WORK TO COMPLETE
All material below is to be reproduced exactly.

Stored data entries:
────

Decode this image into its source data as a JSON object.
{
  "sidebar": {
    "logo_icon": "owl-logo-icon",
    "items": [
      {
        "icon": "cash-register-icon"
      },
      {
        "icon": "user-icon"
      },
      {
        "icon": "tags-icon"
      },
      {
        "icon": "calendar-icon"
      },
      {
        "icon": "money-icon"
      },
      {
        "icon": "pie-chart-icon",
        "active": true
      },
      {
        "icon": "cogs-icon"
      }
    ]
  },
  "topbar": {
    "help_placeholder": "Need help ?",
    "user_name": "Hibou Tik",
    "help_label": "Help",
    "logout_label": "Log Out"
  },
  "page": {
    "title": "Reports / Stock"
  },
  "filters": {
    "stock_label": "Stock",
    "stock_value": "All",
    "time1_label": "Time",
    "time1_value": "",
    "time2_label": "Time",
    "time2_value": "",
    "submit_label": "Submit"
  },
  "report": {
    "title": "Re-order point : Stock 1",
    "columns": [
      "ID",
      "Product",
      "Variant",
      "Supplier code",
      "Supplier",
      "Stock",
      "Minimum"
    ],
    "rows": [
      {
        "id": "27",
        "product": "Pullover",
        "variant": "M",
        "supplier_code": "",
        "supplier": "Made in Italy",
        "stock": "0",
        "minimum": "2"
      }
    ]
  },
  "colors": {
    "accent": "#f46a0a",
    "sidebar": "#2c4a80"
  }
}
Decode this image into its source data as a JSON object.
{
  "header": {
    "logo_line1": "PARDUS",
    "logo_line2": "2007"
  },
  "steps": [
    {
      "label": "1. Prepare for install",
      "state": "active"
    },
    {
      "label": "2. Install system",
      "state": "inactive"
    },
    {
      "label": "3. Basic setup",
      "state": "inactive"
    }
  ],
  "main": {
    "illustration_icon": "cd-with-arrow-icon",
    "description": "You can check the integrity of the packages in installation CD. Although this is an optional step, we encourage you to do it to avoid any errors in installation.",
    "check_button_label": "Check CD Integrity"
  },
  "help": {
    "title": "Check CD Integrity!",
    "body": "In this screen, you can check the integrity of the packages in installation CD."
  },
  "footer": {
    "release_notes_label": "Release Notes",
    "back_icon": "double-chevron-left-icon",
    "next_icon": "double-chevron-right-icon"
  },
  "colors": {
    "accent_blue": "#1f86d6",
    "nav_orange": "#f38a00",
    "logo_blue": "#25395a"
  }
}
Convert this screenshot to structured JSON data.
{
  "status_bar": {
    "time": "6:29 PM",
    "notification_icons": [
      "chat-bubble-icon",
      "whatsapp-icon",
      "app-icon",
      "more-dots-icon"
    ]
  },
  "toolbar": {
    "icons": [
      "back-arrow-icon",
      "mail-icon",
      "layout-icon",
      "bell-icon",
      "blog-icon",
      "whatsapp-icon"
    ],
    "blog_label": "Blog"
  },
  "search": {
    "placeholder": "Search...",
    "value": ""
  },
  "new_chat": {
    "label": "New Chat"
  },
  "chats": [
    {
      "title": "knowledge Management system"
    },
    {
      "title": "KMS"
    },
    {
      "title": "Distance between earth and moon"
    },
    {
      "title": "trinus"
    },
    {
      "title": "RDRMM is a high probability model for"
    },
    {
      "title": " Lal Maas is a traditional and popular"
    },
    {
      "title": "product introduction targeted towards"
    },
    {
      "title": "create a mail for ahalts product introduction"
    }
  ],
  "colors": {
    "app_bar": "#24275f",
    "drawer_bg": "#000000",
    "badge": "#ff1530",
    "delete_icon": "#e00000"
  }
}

────

FINISHED ANSWER
Decode this image into its source data as a JSON object.
{
  "sidebar": {
    "logo_icon": "owl-logo-icon",
    "items": [
      {
        "icon": "cash-register-icon"
      },
      {
        "icon": "user-icon"
      },
      {
        "icon": "tags-icon"
      },
      {
        "icon": "calendar-icon"
      },
      {
        "icon": "money-icon"
      },
      {
        "icon": "pie-chart-icon",
        "active": true
      },
      {
        "icon": "cogs-icon"
      }
    ]
  },
  "topbar": {
    "help_placeholder": "Need help ?",
    "user_name": "Hibou Tik",
    "help_label": "Help",
    "logout_label": "Log Out"
  },
  "page": {
    "title": "Reports / Stock"
  },
  "filters": {
    "stock_label": "Stock",
    "stock_value": "All",
    "time1_label": "Time",
    "time1_value": "",
    "time2_label": "Time",
    "time2_value": "",
    "submit_label": "Submit"
  },
  "report": {
    "title": "Re-order point : Stock 1",
    "columns": [
      "ID",
      "Product",
      "Variant",
      "Supplier code",
      "Supplier",
      "Stock",
      "Minimum"
    ],
    "rows": [
      {
        "id": "27",
        "product": "Pullover",
        "variant": "M",
        "supplier_code": "",
        "supplier": "Made in Italy",
        "stock": "0",
        "minimum": "2"
      }
    ]
  },
  "colors": {
    "accent": "#f46a0a",
    "sidebar": "#2c4a80"
  }
}
Decode this image into its source data as a JSON object.
{
  "header": {
    "logo_line1": "PARDUS",
    "logo_line2": "2007"
  },
  "steps": [
    {
      "label": "1. Prepare for install",
      "state": "active"
    },
    {
      "label": "2. Install system",
      "state": "inactive"
    },
    {
      "label": "3. Basic setup",
      "state": "inactive"
    }
  ],
  "main": {
    "illustration_icon": "cd-with-arrow-icon",
    "description": "You can check the integrity of the packages in installation CD. Although this is an optional step, we encourage you to do it to avoid any errors in installation.",
    "check_button_label": "Check CD Integrity"
  },
  "help": {
    "title": "Check CD Integrity!",
    "body": "In this screen, you can check the integrity of the packages in installation CD."
  },
  "footer": {
    "release_notes_label": "Release Notes",
    "back_icon": "double-chevron-left-icon",
    "next_icon": "double-chevron-right-icon"
  },
  "colors": {
    "accent_blue": "#1f86d6",
    "nav_orange": "#f38a00",
    "logo_blue": "#25395a"
  }
}
Convert this screenshot to structured JSON data.
{
  "status_bar": {
    "time": "6:29 PM",
    "notification_icons": [
      "chat-bubble-icon",
      "whatsapp-icon",
      "app-icon",
      "more-dots-icon"
    ]
  },
  "toolbar": {
    "icons": [
      "back-arrow-icon",
      "mail-icon",
      "layout-icon",
      "bell-icon",
      "blog-icon",
      "whatsapp-icon"
    ],
    "blog_label": "Blog"
  },
  "search": {
    "placeholder": "Search...",
    "value": ""
  },
  "new_chat": {
    "label": "New Chat"
  },
  "chats": [
    {
      "title": "knowledge Management system"
    },
    {
      "title": "KMS"
    },
    {
      "title": "Distance between earth and moon"
    },
    {
      "title": "trinus"
    },
    {
      "title": "RDRMM is a high probability model for"
    },
    {
      "title": " Lal Maas is a traditional and popular"
    },
    {
      "title": "product introduction targeted towards"
    },
    {
      "title": "create a mail for ahalts product introduction"
    }
  ],
  "colors": {
    "app_bar": "#24275f",
    "drawer_bg": "#000000",
    "badge": "#ff1530",
    "delete_icon": "#e00000"
  }
}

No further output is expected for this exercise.